Items listed in a dataset:

━━━━━━━━━━━━━━━━━━━━━━━━━━━━━━

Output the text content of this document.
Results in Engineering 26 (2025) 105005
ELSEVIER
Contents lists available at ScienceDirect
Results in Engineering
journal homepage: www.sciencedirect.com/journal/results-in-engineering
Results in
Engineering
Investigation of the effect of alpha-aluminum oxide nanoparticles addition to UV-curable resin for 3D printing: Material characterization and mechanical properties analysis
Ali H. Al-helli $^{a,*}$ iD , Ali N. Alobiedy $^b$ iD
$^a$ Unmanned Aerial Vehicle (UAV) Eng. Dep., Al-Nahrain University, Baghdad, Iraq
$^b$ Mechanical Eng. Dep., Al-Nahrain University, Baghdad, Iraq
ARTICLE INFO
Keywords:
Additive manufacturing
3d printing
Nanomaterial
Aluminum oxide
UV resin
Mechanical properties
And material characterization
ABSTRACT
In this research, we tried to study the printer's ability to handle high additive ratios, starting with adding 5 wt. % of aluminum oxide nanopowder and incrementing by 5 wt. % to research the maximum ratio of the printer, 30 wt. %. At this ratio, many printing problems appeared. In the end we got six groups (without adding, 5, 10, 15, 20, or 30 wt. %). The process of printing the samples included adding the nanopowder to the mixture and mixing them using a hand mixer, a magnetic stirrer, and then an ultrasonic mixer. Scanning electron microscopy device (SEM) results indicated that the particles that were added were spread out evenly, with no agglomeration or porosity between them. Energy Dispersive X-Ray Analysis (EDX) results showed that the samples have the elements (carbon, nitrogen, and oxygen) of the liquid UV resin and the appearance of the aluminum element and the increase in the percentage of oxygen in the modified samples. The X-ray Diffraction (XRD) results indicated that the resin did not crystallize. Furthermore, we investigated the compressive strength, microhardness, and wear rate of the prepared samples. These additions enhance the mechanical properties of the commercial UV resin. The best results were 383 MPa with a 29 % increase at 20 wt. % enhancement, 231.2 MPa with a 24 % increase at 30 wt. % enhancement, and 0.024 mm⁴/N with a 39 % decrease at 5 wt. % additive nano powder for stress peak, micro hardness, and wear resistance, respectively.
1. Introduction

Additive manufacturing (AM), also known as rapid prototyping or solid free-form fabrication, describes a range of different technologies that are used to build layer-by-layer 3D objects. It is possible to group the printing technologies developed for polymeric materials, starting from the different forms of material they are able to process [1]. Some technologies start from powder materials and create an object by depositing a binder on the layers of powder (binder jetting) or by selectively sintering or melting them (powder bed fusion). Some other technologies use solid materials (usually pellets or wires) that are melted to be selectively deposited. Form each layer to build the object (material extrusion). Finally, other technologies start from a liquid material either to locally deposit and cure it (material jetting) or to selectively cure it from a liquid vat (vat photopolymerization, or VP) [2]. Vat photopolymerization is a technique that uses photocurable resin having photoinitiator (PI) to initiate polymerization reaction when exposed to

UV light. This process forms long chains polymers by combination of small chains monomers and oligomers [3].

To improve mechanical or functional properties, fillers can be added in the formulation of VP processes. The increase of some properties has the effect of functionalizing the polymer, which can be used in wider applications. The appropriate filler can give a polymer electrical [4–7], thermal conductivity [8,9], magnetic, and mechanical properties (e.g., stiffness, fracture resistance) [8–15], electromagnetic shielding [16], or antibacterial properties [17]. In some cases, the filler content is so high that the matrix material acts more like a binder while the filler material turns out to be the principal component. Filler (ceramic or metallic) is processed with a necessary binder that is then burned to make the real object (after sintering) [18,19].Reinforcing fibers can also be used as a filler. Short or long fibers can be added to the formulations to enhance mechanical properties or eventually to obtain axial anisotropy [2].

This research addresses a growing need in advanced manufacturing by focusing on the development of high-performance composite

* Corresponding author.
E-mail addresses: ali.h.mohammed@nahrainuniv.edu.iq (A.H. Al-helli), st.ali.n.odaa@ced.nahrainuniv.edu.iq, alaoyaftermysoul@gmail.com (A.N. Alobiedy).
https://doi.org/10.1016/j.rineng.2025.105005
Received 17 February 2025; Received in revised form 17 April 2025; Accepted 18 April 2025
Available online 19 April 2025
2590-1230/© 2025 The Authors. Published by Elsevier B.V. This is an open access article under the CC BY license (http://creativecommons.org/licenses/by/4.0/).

━━━━━━━━━━━━━━━━━━━━━━━━━━━━━━

Exercise directions:
In the entries above, find each line with the word "addresses" and copy it.

Exercise answer:
This research addresses a growing need in advanced manufacturing by focusing on the development of high-performance composite
E-mail addresses: ali.h.mohammed@nahrainuniv.edu.iq (A.H. Al-helli), st.ali.n.odaa@ced.nahrainuniv.edu.iq, alaoyaftermysoul@gmail.com (A.N. Alobiedy).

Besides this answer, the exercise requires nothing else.